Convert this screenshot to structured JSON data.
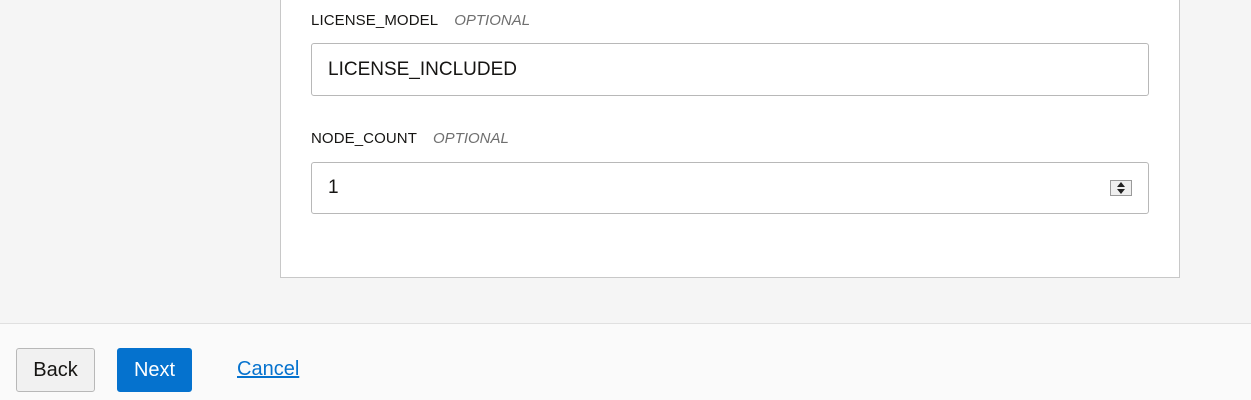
{
  "form": {
    "license_model": {
      "label": "LICENSE_MODEL",
      "optional_tag": "OPTIONAL",
      "value": "LICENSE_INCLUDED"
    },
    "node_count": {
      "label": "NODE_COUNT",
      "optional_tag": "OPTIONAL",
      "value": "1"
    }
  },
  "footer": {
    "back_label": "Back",
    "next_label": "Next",
    "cancel_label": "Cancel"
  },
  "colors": {
    "primary": "#0572ce",
    "background": "#f5f5f5",
    "panel": "#ffffff",
    "optional_text": "#6f6f6f"
  },
  "icons": {
    "stepper": "up-down-stepper-icon"
  }
}
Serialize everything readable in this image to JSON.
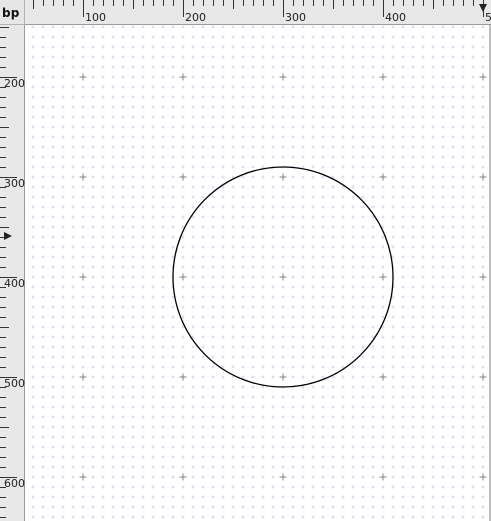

**OBJECTIVE**
Keep the pictures out of your copy, and repeat every entry above exactly.

**SOLUTION FOR THIS PROBLEM**
Convert this screenshot to structured JSON data.
{
  "form": {
    "license_model": {
      "label": "LICENSE_MODEL",
      "optional_tag": "OPTIONAL",
      "value": "LICENSE_INCLUDED"
    },
    "node_count": {
      "label": "NODE_COUNT",
      "optional_tag": "OPTIONAL",
      "value": "1"
    }
  },
  "footer": {
    "back_label": "Back",
    "next_label": "Next",
    "cancel_label": "Cancel"
  },
  "colors": {
    "primary": "#0572ce",
    "background": "#f5f5f5",
    "panel": "#ffffff",
    "optional_text": "#6f6f6f"
  },
  "icons": {
    "stepper": "up-down-stepper-icon"
  }
}
Serialize everything readable in this image to JSON.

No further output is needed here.